#### WHAT IS ASKED
Copy out every record below, word for word.

#### EXERCISE MATERIALS

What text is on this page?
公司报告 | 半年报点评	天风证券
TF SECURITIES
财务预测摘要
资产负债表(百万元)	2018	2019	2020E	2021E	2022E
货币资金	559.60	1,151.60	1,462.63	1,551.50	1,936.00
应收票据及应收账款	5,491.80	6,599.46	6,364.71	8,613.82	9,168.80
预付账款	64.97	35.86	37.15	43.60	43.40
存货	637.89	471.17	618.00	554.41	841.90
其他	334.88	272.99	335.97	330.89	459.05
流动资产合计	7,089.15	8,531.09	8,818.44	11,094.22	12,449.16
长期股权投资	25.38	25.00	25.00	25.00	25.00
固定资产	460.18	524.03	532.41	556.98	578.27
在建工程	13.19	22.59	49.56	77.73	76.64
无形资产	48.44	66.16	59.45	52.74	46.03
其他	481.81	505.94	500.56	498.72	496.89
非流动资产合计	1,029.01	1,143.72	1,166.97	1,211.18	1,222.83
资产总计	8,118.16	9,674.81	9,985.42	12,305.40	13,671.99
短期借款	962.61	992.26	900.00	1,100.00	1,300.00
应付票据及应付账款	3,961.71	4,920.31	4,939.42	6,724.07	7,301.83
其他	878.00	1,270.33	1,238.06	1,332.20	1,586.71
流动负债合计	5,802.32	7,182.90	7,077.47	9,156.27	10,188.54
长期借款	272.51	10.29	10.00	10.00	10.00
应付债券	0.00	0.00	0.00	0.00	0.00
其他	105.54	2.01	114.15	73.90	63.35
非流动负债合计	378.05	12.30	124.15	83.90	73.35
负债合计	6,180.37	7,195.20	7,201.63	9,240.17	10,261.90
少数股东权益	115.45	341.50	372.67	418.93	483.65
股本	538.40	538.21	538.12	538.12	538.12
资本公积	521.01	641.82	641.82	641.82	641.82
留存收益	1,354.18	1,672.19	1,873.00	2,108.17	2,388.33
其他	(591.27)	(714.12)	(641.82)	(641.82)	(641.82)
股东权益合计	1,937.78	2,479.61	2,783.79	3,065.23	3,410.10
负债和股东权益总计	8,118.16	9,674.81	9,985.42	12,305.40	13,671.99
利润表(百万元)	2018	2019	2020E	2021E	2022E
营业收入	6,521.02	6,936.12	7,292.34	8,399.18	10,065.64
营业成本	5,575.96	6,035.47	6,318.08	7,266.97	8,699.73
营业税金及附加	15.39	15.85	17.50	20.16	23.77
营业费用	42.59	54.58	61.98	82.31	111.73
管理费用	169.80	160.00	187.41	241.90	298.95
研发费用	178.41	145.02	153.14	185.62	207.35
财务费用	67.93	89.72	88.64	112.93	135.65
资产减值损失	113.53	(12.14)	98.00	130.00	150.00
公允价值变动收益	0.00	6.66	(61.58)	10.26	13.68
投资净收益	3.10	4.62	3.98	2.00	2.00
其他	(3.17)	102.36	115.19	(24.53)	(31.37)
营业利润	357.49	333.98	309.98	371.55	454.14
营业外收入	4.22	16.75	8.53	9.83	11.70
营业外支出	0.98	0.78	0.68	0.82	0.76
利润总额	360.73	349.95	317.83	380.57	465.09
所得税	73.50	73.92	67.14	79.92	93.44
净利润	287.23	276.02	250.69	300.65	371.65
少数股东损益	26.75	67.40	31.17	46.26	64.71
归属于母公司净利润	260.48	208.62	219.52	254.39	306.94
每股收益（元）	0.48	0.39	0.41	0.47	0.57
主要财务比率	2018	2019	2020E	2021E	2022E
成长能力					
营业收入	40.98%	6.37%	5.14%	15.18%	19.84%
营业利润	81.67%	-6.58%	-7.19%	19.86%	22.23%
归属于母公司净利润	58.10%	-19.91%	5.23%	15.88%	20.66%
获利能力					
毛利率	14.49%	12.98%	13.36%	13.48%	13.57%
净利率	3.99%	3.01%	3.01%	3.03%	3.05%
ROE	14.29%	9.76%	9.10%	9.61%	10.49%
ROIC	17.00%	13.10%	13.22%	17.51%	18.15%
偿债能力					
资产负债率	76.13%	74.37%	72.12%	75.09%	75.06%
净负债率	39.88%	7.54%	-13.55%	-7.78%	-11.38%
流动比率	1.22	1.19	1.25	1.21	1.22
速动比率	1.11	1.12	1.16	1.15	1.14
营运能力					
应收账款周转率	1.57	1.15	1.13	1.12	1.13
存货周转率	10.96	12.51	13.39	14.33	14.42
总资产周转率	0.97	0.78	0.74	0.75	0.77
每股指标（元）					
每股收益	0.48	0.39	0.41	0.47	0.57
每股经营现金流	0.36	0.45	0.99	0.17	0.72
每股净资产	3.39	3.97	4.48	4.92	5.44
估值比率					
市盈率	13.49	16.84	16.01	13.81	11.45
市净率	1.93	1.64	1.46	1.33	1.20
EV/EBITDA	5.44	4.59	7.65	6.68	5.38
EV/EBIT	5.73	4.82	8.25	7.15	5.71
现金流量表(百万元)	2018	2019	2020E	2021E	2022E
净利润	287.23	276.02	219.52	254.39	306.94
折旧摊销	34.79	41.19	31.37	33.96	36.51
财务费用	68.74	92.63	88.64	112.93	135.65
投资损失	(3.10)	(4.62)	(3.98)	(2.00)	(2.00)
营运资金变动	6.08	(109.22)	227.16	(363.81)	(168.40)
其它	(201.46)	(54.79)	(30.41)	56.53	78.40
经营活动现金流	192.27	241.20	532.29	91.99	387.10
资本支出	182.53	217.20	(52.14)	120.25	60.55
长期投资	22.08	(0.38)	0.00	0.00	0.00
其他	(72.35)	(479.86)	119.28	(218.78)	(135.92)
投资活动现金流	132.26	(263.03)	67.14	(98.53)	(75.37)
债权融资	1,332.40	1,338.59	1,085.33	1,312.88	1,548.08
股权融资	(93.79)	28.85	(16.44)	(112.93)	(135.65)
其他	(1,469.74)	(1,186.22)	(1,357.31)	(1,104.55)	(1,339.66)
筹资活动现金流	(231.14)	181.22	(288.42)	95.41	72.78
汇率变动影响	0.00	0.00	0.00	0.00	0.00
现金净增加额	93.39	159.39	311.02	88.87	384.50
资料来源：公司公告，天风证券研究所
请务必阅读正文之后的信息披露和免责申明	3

#### FINISHED TASK
What text is on this page?
公司报告 | 半年报点评	天风证券
TF SECURITIES
财务预测摘要
资产负债表(百万元)	2018	2019	2020E	2021E	2022E
货币资金	559.60	1,151.60	1,462.63	1,551.50	1,936.00
应收票据及应收账款	5,491.80	6,599.46	6,364.71	8,613.82	9,168.80
预付账款	64.97	35.86	37.15	43.60	43.40
存货	637.89	471.17	618.00	554.41	841.90
其他	334.88	272.99	335.97	330.89	459.05
流动资产合计	7,089.15	8,531.09	8,818.44	11,094.22	12,449.16
长期股权投资	25.38	25.00	25.00	25.00	25.00
固定资产	460.18	524.03	532.41	556.98	578.27
在建工程	13.19	22.59	49.56	77.73	76.64
无形资产	48.44	66.16	59.45	52.74	46.03
其他	481.81	505.94	500.56	498.72	496.89
非流动资产合计	1,029.01	1,143.72	1,166.97	1,211.18	1,222.83
资产总计	8,118.16	9,674.81	9,985.42	12,305.40	13,671.99
短期借款	962.61	992.26	900.00	1,100.00	1,300.00
应付票据及应付账款	3,961.71	4,920.31	4,939.42	6,724.07	7,301.83
其他	878.00	1,270.33	1,238.06	1,332.20	1,586.71
流动负债合计	5,802.32	7,182.90	7,077.47	9,156.27	10,188.54
长期借款	272.51	10.29	10.00	10.00	10.00
应付债券	0.00	0.00	0.00	0.00	0.00
其他	105.54	2.01	114.15	73.90	63.35
非流动负债合计	378.05	12.30	124.15	83.90	73.35
负债合计	6,180.37	7,195.20	7,201.63	9,240.17	10,261.90
少数股东权益	115.45	341.50	372.67	418.93	483.65
股本	538.40	538.21	538.12	538.12	538.12
资本公积	521.01	641.82	641.82	641.82	641.82
留存收益	1,354.18	1,672.19	1,873.00	2,108.17	2,388.33
其他	(591.27)	(714.12)	(641.82)	(641.82)	(641.82)
股东权益合计	1,937.78	2,479.61	2,783.79	3,065.23	3,410.10
负债和股东权益总计	8,118.16	9,674.81	9,985.42	12,305.40	13,671.99
利润表(百万元)	2018	2019	2020E	2021E	2022E
营业收入	6,521.02	6,936.12	7,292.34	8,399.18	10,065.64
营业成本	5,575.96	6,035.47	6,318.08	7,266.97	8,699.73
营业税金及附加	15.39	15.85	17.50	20.16	23.77
营业费用	42.59	54.58	61.98	82.31	111.73
管理费用	169.80	160.00	187.41	241.90	298.95
研发费用	178.41	145.02	153.14	185.62	207.35
财务费用	67.93	89.72	88.64	112.93	135.65
资产减值损失	113.53	(12.14)	98.00	130.00	150.00
公允价值变动收益	0.00	6.66	(61.58)	10.26	13.68
投资净收益	3.10	4.62	3.98	2.00	2.00
其他	(3.17)	102.36	115.19	(24.53)	(31.37)
营业利润	357.49	333.98	309.98	371.55	454.14
营业外收入	4.22	16.75	8.53	9.83	11.70
营业外支出	0.98	0.78	0.68	0.82	0.76
利润总额	360.73	349.95	317.83	380.57	465.09
所得税	73.50	73.92	67.14	79.92	93.44
净利润	287.23	276.02	250.69	300.65	371.65
少数股东损益	26.75	67.40	31.17	46.26	64.71
归属于母公司净利润	260.48	208.62	219.52	254.39	306.94
每股收益（元）	0.48	0.39	0.41	0.47	0.57
主要财务比率	2018	2019	2020E	2021E	2022E
成长能力					
营业收入	40.98%	6.37%	5.14%	15.18%	19.84%
营业利润	81.67%	-6.58%	-7.19%	19.86%	22.23%
归属于母公司净利润	58.10%	-19.91%	5.23%	15.88%	20.66%
获利能力					
毛利率	14.49%	12.98%	13.36%	13.48%	13.57%
净利率	3.99%	3.01%	3.01%	3.03%	3.05%
ROE	14.29%	9.76%	9.10%	9.61%	10.49%
ROIC	17.00%	13.10%	13.22%	17.51%	18.15%
偿债能力					
资产负债率	76.13%	74.37%	72.12%	75.09%	75.06%
净负债率	39.88%	7.54%	-13.55%	-7.78%	-11.38%
流动比率	1.22	1.19	1.25	1.21	1.22
速动比率	1.11	1.12	1.16	1.15	1.14
营运能力					
应收账款周转率	1.57	1.15	1.13	1.12	1.13
存货周转率	10.96	12.51	13.39	14.33	14.42
总资产周转率	0.97	0.78	0.74	0.75	0.77
每股指标（元）					
每股收益	0.48	0.39	0.41	0.47	0.57
每股经营现金流	0.36	0.45	0.99	0.17	0.72
每股净资产	3.39	3.97	4.48	4.92	5.44
估值比率					
市盈率	13.49	16.84	16.01	13.81	11.45
市净率	1.93	1.64	1.46	1.33	1.20
EV/EBITDA	5.44	4.59	7.65	6.68	5.38
EV/EBIT	5.73	4.82	8.25	7.15	5.71
现金流量表(百万元)	2018	2019	2020E	2021E	2022E
净利润	287.23	276.02	219.52	254.39	306.94
折旧摊销	34.79	41.19	31.37	33.96	36.51
财务费用	68.74	92.63	88.64	112.93	135.65
投资损失	(3.10)	(4.62)	(3.98)	(2.00)	(2.00)
营运资金变动	6.08	(109.22)	227.16	(363.81)	(168.40)
其它	(201.46)	(54.79)	(30.41)	56.53	78.40
经营活动现金流	192.27	241.20	532.29	91.99	387.10
资本支出	182.53	217.20	(52.14)	120.25	60.55
长期投资	22.08	(0.38)	0.00	0.00	0.00
其他	(72.35)	(479.86)	119.28	(218.78)	(135.92)
投资活动现金流	132.26	(263.03)	67.14	(98.53)	(75.37)
债权融资	1,332.40	1,338.59	1,085.33	1,312.88	1,548.08
股权融资	(93.79)	28.85	(16.44)	(112.93)	(135.65)
其他	(1,469.74)	(1,186.22)	(1,357.31)	(1,104.55)	(1,339.66)
筹资活动现金流	(231.14)	181.22	(288.42)	95.41	72.78
汇率变动影响	0.00	0.00	0.00	0.00	0.00
现金净增加额	93.39	159.39	311.02	88.87	384.50
资料来源：公司公告，天风证券研究所
请务必阅读正文之后的信息披露和免责申明	3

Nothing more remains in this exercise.